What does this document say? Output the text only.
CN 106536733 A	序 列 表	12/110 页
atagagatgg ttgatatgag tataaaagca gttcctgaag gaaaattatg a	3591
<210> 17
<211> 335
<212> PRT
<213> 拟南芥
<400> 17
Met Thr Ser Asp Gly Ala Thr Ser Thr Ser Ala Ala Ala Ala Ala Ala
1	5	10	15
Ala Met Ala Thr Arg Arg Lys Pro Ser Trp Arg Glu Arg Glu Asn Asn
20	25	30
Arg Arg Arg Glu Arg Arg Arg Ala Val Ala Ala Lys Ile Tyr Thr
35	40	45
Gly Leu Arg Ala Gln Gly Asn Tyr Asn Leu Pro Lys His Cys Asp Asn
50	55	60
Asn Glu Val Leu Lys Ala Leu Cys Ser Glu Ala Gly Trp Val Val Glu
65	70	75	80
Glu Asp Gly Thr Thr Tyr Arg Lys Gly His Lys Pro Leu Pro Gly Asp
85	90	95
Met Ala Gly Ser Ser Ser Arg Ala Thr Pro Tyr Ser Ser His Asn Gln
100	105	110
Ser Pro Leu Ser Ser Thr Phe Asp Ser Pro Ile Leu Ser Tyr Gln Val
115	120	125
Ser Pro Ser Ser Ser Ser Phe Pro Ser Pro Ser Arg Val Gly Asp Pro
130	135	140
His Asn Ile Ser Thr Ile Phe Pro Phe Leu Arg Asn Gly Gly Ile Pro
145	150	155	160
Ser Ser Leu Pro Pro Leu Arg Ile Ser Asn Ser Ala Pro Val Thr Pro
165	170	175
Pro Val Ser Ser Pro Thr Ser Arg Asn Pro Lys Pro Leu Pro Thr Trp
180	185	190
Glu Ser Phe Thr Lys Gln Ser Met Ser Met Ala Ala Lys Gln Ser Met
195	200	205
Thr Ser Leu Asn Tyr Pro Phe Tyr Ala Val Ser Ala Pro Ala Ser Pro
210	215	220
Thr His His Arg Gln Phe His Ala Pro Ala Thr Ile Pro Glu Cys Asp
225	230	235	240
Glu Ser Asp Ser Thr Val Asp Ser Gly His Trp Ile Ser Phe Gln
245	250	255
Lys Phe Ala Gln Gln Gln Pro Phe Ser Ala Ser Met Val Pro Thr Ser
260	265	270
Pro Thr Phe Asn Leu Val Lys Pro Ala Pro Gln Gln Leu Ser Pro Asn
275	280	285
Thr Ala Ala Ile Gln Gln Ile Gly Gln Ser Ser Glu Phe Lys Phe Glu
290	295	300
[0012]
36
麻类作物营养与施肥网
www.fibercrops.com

THE TASK => Type out the material again exactly as presented.

COMPLETE OUTPUT =>
What does this document say? Output the text only.
CN 106536733 A	序 列 表	12/110 页
atagagatgg ttgatatgag tataaaagca gttcctgaag gaaaattatg a	3591
<210> 17
<211> 335
<212> PRT
<213> 拟南芥
<400> 17
Met Thr Ser Asp Gly Ala Thr Ser Thr Ser Ala Ala Ala Ala Ala Ala
1	5	10	15
Ala Met Ala Thr Arg Arg Lys Pro Ser Trp Arg Glu Arg Glu Asn Asn
20	25	30
Arg Arg Arg Glu Arg Arg Arg Ala Val Ala Ala Lys Ile Tyr Thr
35	40	45
Gly Leu Arg Ala Gln Gly Asn Tyr Asn Leu Pro Lys His Cys Asp Asn
50	55	60
Asn Glu Val Leu Lys Ala Leu Cys Ser Glu Ala Gly Trp Val Val Glu
65	70	75	80
Glu Asp Gly Thr Thr Tyr Arg Lys Gly His Lys Pro Leu Pro Gly Asp
85	90	95
Met Ala Gly Ser Ser Ser Arg Ala Thr Pro Tyr Ser Ser His Asn Gln
100	105	110
Ser Pro Leu Ser Ser Thr Phe Asp Ser Pro Ile Leu Ser Tyr Gln Val
115	120	125
Ser Pro Ser Ser Ser Ser Phe Pro Ser Pro Ser Arg Val Gly Asp Pro
130	135	140
His Asn Ile Ser Thr Ile Phe Pro Phe Leu Arg Asn Gly Gly Ile Pro
145	150	155	160
Ser Ser Leu Pro Pro Leu Arg Ile Ser Asn Ser Ala Pro Val Thr Pro
165	170	175
Pro Val Ser Ser Pro Thr Ser Arg Asn Pro Lys Pro Leu Pro Thr Trp
180	185	190
Glu Ser Phe Thr Lys Gln Ser Met Ser Met Ala Ala Lys Gln Ser Met
195	200	205
Thr Ser Leu Asn Tyr Pro Phe Tyr Ala Val Ser Ala Pro Ala Ser Pro
210	215	220
Thr His His Arg Gln Phe His Ala Pro Ala Thr Ile Pro Glu Cys Asp
225	230	235	240
Glu Ser Asp Ser Thr Val Asp Ser Gly His Trp Ile Ser Phe Gln
245	250	255
Lys Phe Ala Gln Gln Gln Pro Phe Ser Ala Ser Met Val Pro Thr Ser
260	265	270
Pro Thr Phe Asn Leu Val Lys Pro Ala Pro Gln Gln Leu Ser Pro Asn
275	280	285
Thr Ala Ala Ile Gln Gln Ile Gly Gln Ser Ser Glu Phe Lys Phe Glu
290	295	300
[0012]
36
麻类作物营养与施肥网
www.fibercrops.com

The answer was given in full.